Goal of the exercise: Print each line of the listing once more, precisely as given.

Figure record extracts:
-=-=-
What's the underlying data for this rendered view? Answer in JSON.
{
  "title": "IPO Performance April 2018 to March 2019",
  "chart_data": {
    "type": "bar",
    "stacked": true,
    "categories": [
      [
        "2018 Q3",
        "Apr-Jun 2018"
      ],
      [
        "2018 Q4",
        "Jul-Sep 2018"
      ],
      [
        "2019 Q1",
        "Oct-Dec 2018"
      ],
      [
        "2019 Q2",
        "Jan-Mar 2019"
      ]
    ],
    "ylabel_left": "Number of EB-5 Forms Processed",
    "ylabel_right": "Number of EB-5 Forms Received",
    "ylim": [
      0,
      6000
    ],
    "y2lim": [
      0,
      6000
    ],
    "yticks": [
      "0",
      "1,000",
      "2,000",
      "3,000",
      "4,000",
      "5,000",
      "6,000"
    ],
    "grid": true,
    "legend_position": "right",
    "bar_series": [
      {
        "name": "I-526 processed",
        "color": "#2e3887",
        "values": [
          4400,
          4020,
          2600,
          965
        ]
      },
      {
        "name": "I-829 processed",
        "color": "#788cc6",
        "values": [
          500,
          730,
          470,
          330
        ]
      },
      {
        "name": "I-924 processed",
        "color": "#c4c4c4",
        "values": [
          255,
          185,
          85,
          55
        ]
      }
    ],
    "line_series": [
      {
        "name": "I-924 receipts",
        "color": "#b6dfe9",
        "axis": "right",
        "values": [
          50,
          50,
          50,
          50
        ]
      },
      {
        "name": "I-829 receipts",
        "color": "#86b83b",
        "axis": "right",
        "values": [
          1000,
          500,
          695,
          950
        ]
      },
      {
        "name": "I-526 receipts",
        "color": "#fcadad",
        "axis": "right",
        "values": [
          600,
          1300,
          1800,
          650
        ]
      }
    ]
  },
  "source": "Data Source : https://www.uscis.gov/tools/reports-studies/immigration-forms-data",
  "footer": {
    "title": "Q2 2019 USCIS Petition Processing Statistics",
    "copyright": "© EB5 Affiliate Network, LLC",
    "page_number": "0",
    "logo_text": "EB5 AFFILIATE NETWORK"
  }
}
-=-=-
Exercise solution:
What's the underlying data for this rendered view? Answer in JSON.
{
  "title": "IPO Performance April 2018 to March 2019",
  "chart_data": {
    "type": "bar",
    "stacked": true,
    "categories": [
      [
        "2018 Q3",
        "Apr-Jun 2018"
      ],
      [
        "2018 Q4",
        "Jul-Sep 2018"
      ],
      [
        "2019 Q1",
        "Oct-Dec 2018"
      ],
      [
        "2019 Q2",
        "Jan-Mar 2019"
      ]
    ],
    "ylabel_left": "Number of EB-5 Forms Processed",
    "ylabel_right": "Number of EB-5 Forms Received",
    "ylim": [
      0,
      6000
    ],
    "y2lim": [
      0,
      6000
    ],
    "yticks": [
      "0",
      "1,000",
      "2,000",
      "3,000",
      "4,000",
      "5,000",
      "6,000"
    ],
    "grid": true,
    "legend_position": "right",
    "bar_series": [
      {
        "name": "I-526 processed",
        "color": "#2e3887",
        "values": [
          4400,
          4020,
          2600,
          965
        ]
      },
      {
        "name": "I-829 processed",
        "color": "#788cc6",
        "values": [
          500,
          730,
          470,
          330
        ]
      },
      {
        "name": "I-924 processed",
        "color": "#c4c4c4",
        "values": [
          255,
          185,
          85,
          55
        ]
      }
    ],
    "line_series": [
      {
        "name": "I-924 receipts",
        "color": "#b6dfe9",
        "axis": "right",
        "values": [
          50,
          50,
          50,
          50
        ]
      },
      {
        "name": "I-829 receipts",
        "color": "#86b83b",
        "axis": "right",
        "values": [
          1000,
          500,
          695,
          950
        ]
      },
      {
        "name": "I-526 receipts",
        "color": "#fcadad",
        "axis": "right",
        "values": [
          600,
          1300,
          1800,
          650
        ]
      }
    ]
  },
  "source": "Data Source : https://www.uscis.gov/tools/reports-studies/immigration-forms-data",
  "footer": {
    "title": "Q2 2019 USCIS Petition Processing Statistics",
    "copyright": "© EB5 Affiliate Network, LLC",
    "page_number": "0",
    "logo_text": "EB5 AFFILIATE NETWORK"
  }
}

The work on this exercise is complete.